- TASK DIRECTIONS: Gather up the lines that contain "JSON".

╭─ EXERCISE INPUTS

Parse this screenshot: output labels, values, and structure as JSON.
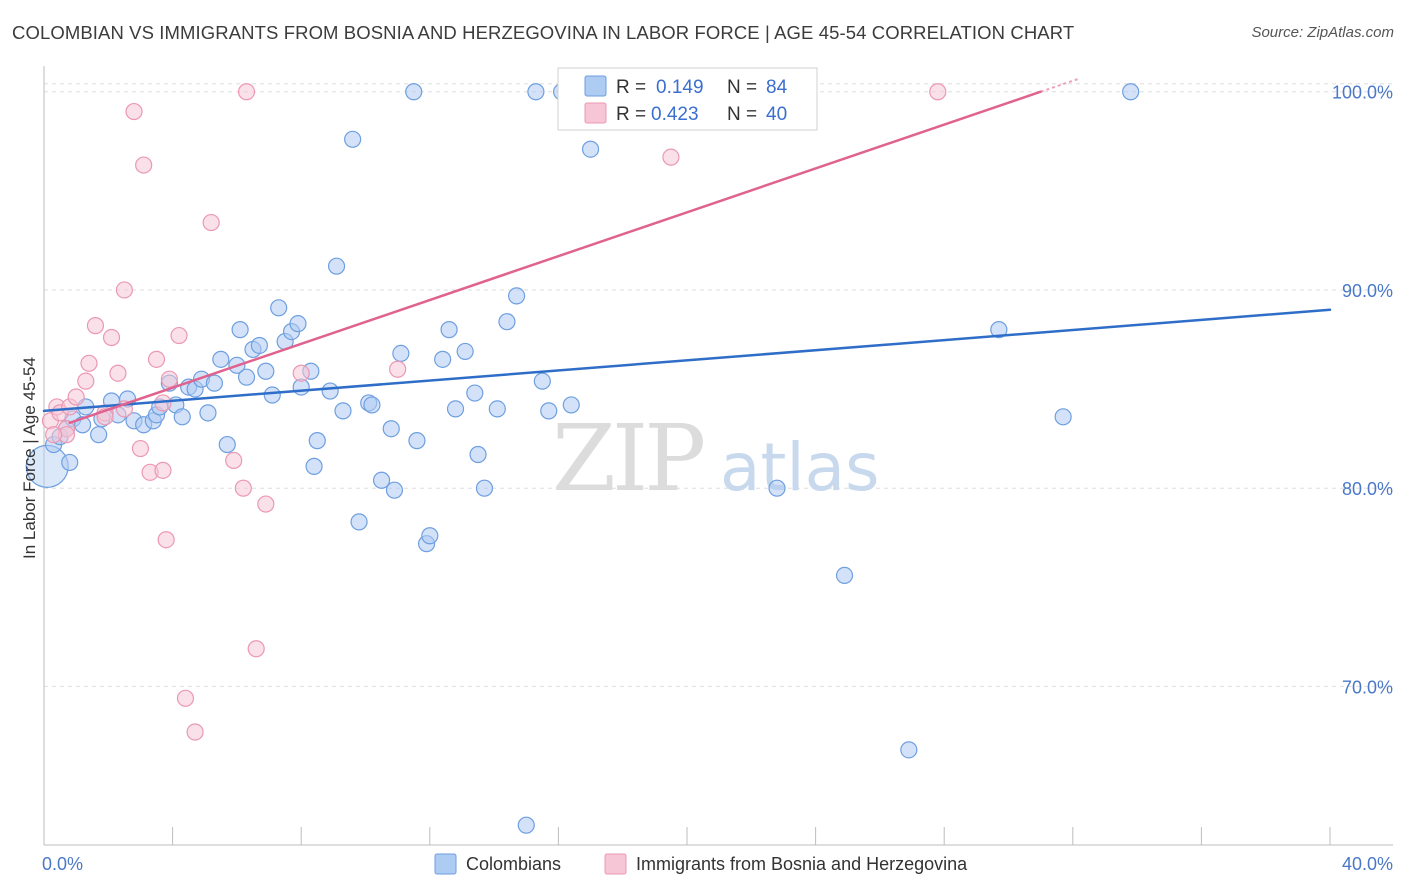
{
  "title": "COLOMBIAN VS IMMIGRANTS FROM BOSNIA AND HERZEGOVINA IN LABOR FORCE | AGE 45-54 CORRELATION CHART",
  "source": "Source: ZipAtlas.com",
  "watermark": {
    "zip": "ZIP",
    "atlas": "atlas"
  },
  "chart_data": {
    "type": "scatter",
    "title": "COLOMBIAN VS IMMIGRANTS FROM BOSNIA AND HERZEGOVINA IN LABOR FORCE | AGE 45-54 CORRELATION CHART",
    "ylabel": "In Labor Force | Age 45-54",
    "xlim": [
      0,
      40
    ],
    "ylim": [
      62,
      101.5
    ],
    "x_tick_labels": [
      "0.0%",
      "40.0%"
    ],
    "y_ticks": [
      {
        "value": 70,
        "label": "70.0%"
      },
      {
        "value": 80,
        "label": "80.0%"
      },
      {
        "value": 90,
        "label": "90.0%"
      },
      {
        "value": 100,
        "label": "100.0%"
      }
    ],
    "grid": true,
    "legend_position": "bottom-center",
    "stats": [
      {
        "r_label": "R =",
        "r": "0.149",
        "n_label": "N =",
        "n": "84"
      },
      {
        "r_label": "R =",
        "r": "0.423",
        "n_label": "N =",
        "n": "40"
      }
    ],
    "series": [
      {
        "name": "Colombians",
        "color": "#6e9fe0",
        "fill": "#aecbf2",
        "trend_color": "#2f6ec8",
        "trend": {
          "x": [
            0,
            40
          ],
          "y": [
            83.9,
            89.0
          ]
        },
        "points": [
          [
            0.1,
            81.1
          ],
          [
            0.3,
            82.2
          ],
          [
            0.5,
            82.6
          ],
          [
            0.7,
            83.0
          ],
          [
            0.8,
            81.3
          ],
          [
            0.9,
            83.5
          ],
          [
            1.2,
            83.2
          ],
          [
            1.3,
            84.1
          ],
          [
            1.7,
            82.7
          ],
          [
            1.8,
            83.5
          ],
          [
            2.1,
            84.4
          ],
          [
            2.3,
            83.7
          ],
          [
            2.6,
            84.5
          ],
          [
            2.8,
            83.4
          ],
          [
            3.1,
            83.2
          ],
          [
            3.4,
            83.4
          ],
          [
            3.5,
            83.7
          ],
          [
            3.6,
            84.1
          ],
          [
            3.9,
            85.3
          ],
          [
            4.1,
            84.2
          ],
          [
            4.3,
            83.6
          ],
          [
            4.5,
            85.1
          ],
          [
            4.7,
            85.0
          ],
          [
            4.9,
            85.5
          ],
          [
            5.1,
            83.8
          ],
          [
            5.3,
            85.3
          ],
          [
            5.5,
            86.5
          ],
          [
            5.7,
            82.2
          ],
          [
            6.0,
            86.2
          ],
          [
            6.1,
            88.0
          ],
          [
            6.3,
            85.6
          ],
          [
            6.5,
            87.0
          ],
          [
            6.7,
            87.2
          ],
          [
            6.9,
            85.9
          ],
          [
            7.1,
            84.7
          ],
          [
            7.3,
            89.1
          ],
          [
            7.5,
            87.4
          ],
          [
            7.7,
            87.9
          ],
          [
            7.9,
            88.3
          ],
          [
            8.0,
            85.1
          ],
          [
            8.3,
            85.9
          ],
          [
            8.4,
            81.1
          ],
          [
            8.5,
            82.4
          ],
          [
            8.9,
            84.9
          ],
          [
            9.1,
            91.2
          ],
          [
            9.3,
            83.9
          ],
          [
            9.6,
            97.6
          ],
          [
            9.8,
            78.3
          ],
          [
            10.1,
            84.3
          ],
          [
            10.2,
            84.2
          ],
          [
            10.5,
            80.4
          ],
          [
            10.8,
            83.0
          ],
          [
            10.9,
            79.9
          ],
          [
            11.1,
            86.8
          ],
          [
            11.5,
            100.0
          ],
          [
            11.6,
            82.4
          ],
          [
            11.9,
            77.2
          ],
          [
            12.0,
            77.6
          ],
          [
            12.4,
            86.5
          ],
          [
            12.6,
            88.0
          ],
          [
            12.8,
            84.0
          ],
          [
            13.1,
            86.9
          ],
          [
            13.4,
            84.8
          ],
          [
            13.5,
            81.7
          ],
          [
            13.7,
            80.0
          ],
          [
            14.1,
            84.0
          ],
          [
            14.4,
            88.4
          ],
          [
            14.7,
            89.7
          ],
          [
            15.0,
            63.0
          ],
          [
            15.3,
            100.0
          ],
          [
            15.5,
            85.4
          ],
          [
            15.7,
            83.9
          ],
          [
            16.1,
            100.0
          ],
          [
            16.4,
            84.2
          ],
          [
            17.0,
            97.1
          ],
          [
            18.1,
            100.0
          ],
          [
            22.5,
            100.0
          ],
          [
            22.8,
            80.0
          ],
          [
            24.9,
            75.6
          ],
          [
            26.9,
            66.8
          ],
          [
            29.7,
            88.0
          ],
          [
            31.7,
            83.6
          ],
          [
            33.8,
            100.0
          ],
          [
            16.3,
            100.0
          ]
        ]
      },
      {
        "name": "Immigrants from Bosnia and Herzegovina",
        "color": "#eb98b4",
        "fill": "#f6c6d6",
        "trend_color": "#e0628e",
        "trend": {
          "x": [
            0.8,
            31.0
          ],
          "y": [
            83.3,
            100.0
          ]
        },
        "points": [
          [
            0.2,
            83.4
          ],
          [
            0.4,
            84.1
          ],
          [
            0.5,
            83.8
          ],
          [
            0.7,
            83.0
          ],
          [
            0.7,
            82.7
          ],
          [
            0.8,
            84.1
          ],
          [
            1.0,
            84.6
          ],
          [
            1.3,
            85.4
          ],
          [
            1.4,
            86.3
          ],
          [
            1.6,
            88.2
          ],
          [
            1.9,
            83.8
          ],
          [
            2.1,
            87.6
          ],
          [
            2.3,
            85.8
          ],
          [
            2.5,
            90.0
          ],
          [
            2.8,
            99.0
          ],
          [
            3.0,
            82.0
          ],
          [
            3.1,
            96.3
          ],
          [
            3.3,
            80.8
          ],
          [
            3.5,
            86.5
          ],
          [
            3.7,
            80.9
          ],
          [
            3.8,
            77.4
          ],
          [
            3.9,
            85.5
          ],
          [
            4.2,
            87.7
          ],
          [
            4.4,
            69.4
          ],
          [
            4.7,
            67.7
          ],
          [
            5.2,
            93.4
          ],
          [
            5.9,
            81.4
          ],
          [
            6.2,
            80.0
          ],
          [
            6.3,
            100.0
          ],
          [
            6.6,
            71.9
          ],
          [
            6.9,
            79.2
          ],
          [
            8.0,
            85.8
          ],
          [
            11.0,
            86.0
          ],
          [
            17.3,
            100.0
          ],
          [
            19.5,
            96.7
          ],
          [
            27.8,
            100.0
          ],
          [
            2.5,
            84.0
          ],
          [
            3.7,
            84.3
          ],
          [
            1.9,
            83.6
          ],
          [
            0.3,
            82.7
          ]
        ]
      }
    ]
  }
}
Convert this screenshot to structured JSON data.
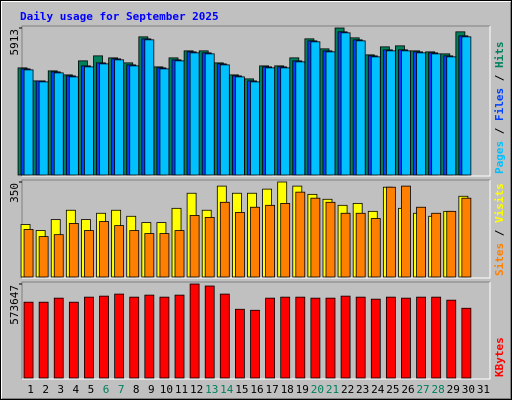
{
  "title": "Daily usage for September 2025",
  "categories": [
    "1",
    "2",
    "3",
    "4",
    "5",
    "6",
    "7",
    "8",
    "9",
    "10",
    "11",
    "12",
    "13",
    "14",
    "15",
    "16",
    "17",
    "18",
    "19",
    "20",
    "21",
    "22",
    "23",
    "24",
    "25",
    "26",
    "27",
    "28",
    "29",
    "30",
    "31"
  ],
  "highlight_categories": [
    "6",
    "7",
    "13",
    "14",
    "20",
    "21",
    "27",
    "28"
  ],
  "category_color": "#000000",
  "highlight_color": "#00805c",
  "label_separator": " / ",
  "chart_data": [
    {
      "type": "bar",
      "ylim": [
        0,
        5913
      ],
      "yticks": [
        5913
      ],
      "series": [
        {
          "name": "Hits",
          "color": "#00805c",
          "values": [
            4320,
            3800,
            4200,
            4040,
            4600,
            4800,
            4720,
            4520,
            5560,
            4360,
            4720,
            5000,
            5000,
            4520,
            4040,
            3880,
            4400,
            4400,
            4720,
            5480,
            5080,
            5913,
            5520,
            4840,
            5160,
            5200,
            5000,
            4960,
            4880,
            5760,
            null
          ]
        },
        {
          "name": "Files",
          "color": "#0040ff",
          "values": [
            4280,
            3800,
            4160,
            4000,
            4400,
            4520,
            4680,
            4440,
            5480,
            4320,
            4640,
            4960,
            4920,
            4480,
            4000,
            3800,
            4360,
            4360,
            4600,
            5400,
            5000,
            5760,
            5440,
            4800,
            5040,
            5040,
            4960,
            4920,
            4800,
            5600,
            null
          ]
        },
        {
          "name": "Pages",
          "color": "#00c0ff",
          "values": [
            4240,
            3760,
            4120,
            3960,
            4360,
            4480,
            4640,
            4400,
            5440,
            4280,
            4600,
            4920,
            4880,
            4440,
            3960,
            3760,
            4320,
            4320,
            4560,
            5360,
            4960,
            5720,
            5400,
            4760,
            5000,
            5000,
            4920,
            4880,
            4760,
            5560,
            null
          ]
        }
      ]
    },
    {
      "type": "bar",
      "ylim": [
        0,
        350
      ],
      "yticks": [
        350
      ],
      "series": [
        {
          "name": "Visits",
          "color": "#ffff00",
          "values": [
            195,
            173,
            213,
            247,
            213,
            236,
            247,
            225,
            202,
            202,
            254,
            309,
            247,
            335,
            309,
            309,
            324,
            350,
            335,
            305,
            287,
            265,
            272,
            243,
            331,
            254,
            236,
            225,
            243,
            298,
            null
          ]
        },
        {
          "name": "Sites",
          "color": "#ff8000",
          "values": [
            177,
            151,
            158,
            199,
            173,
            206,
            191,
            173,
            162,
            162,
            173,
            228,
            221,
            276,
            239,
            258,
            265,
            272,
            313,
            291,
            276,
            236,
            236,
            217,
            331,
            335,
            258,
            236,
            243,
            291,
            null
          ]
        }
      ]
    },
    {
      "type": "bar",
      "ylim": [
        0,
        573647
      ],
      "yticks": [
        573647
      ],
      "series": [
        {
          "name": "KBytes",
          "color": "#ff0000",
          "values": [
            463800,
            463800,
            488200,
            463800,
            494300,
            500400,
            512700,
            494300,
            506500,
            494300,
            506500,
            573647,
            561500,
            512700,
            421100,
            415000,
            488200,
            494300,
            494300,
            488200,
            488200,
            500400,
            494300,
            482100,
            494300,
            488200,
            494300,
            494300,
            476000,
            427200,
            null
          ]
        }
      ]
    }
  ]
}
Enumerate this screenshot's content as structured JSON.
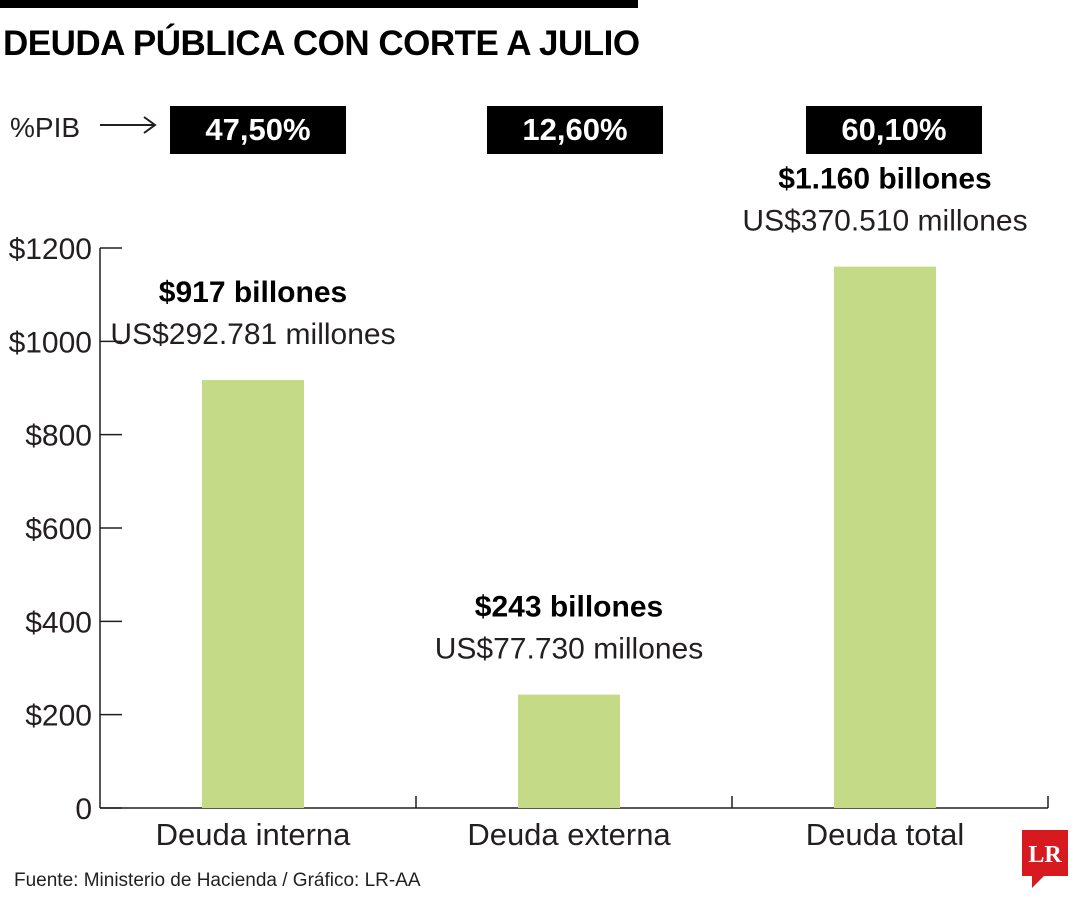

╰─

- OUTPUT FOR THIS EXERCISE:
Parse this screenshot: output labels, values, and structure as JSON.
Convert this screenshot to structured JSON data.
Enumerate this screenshot's content as structured JSON.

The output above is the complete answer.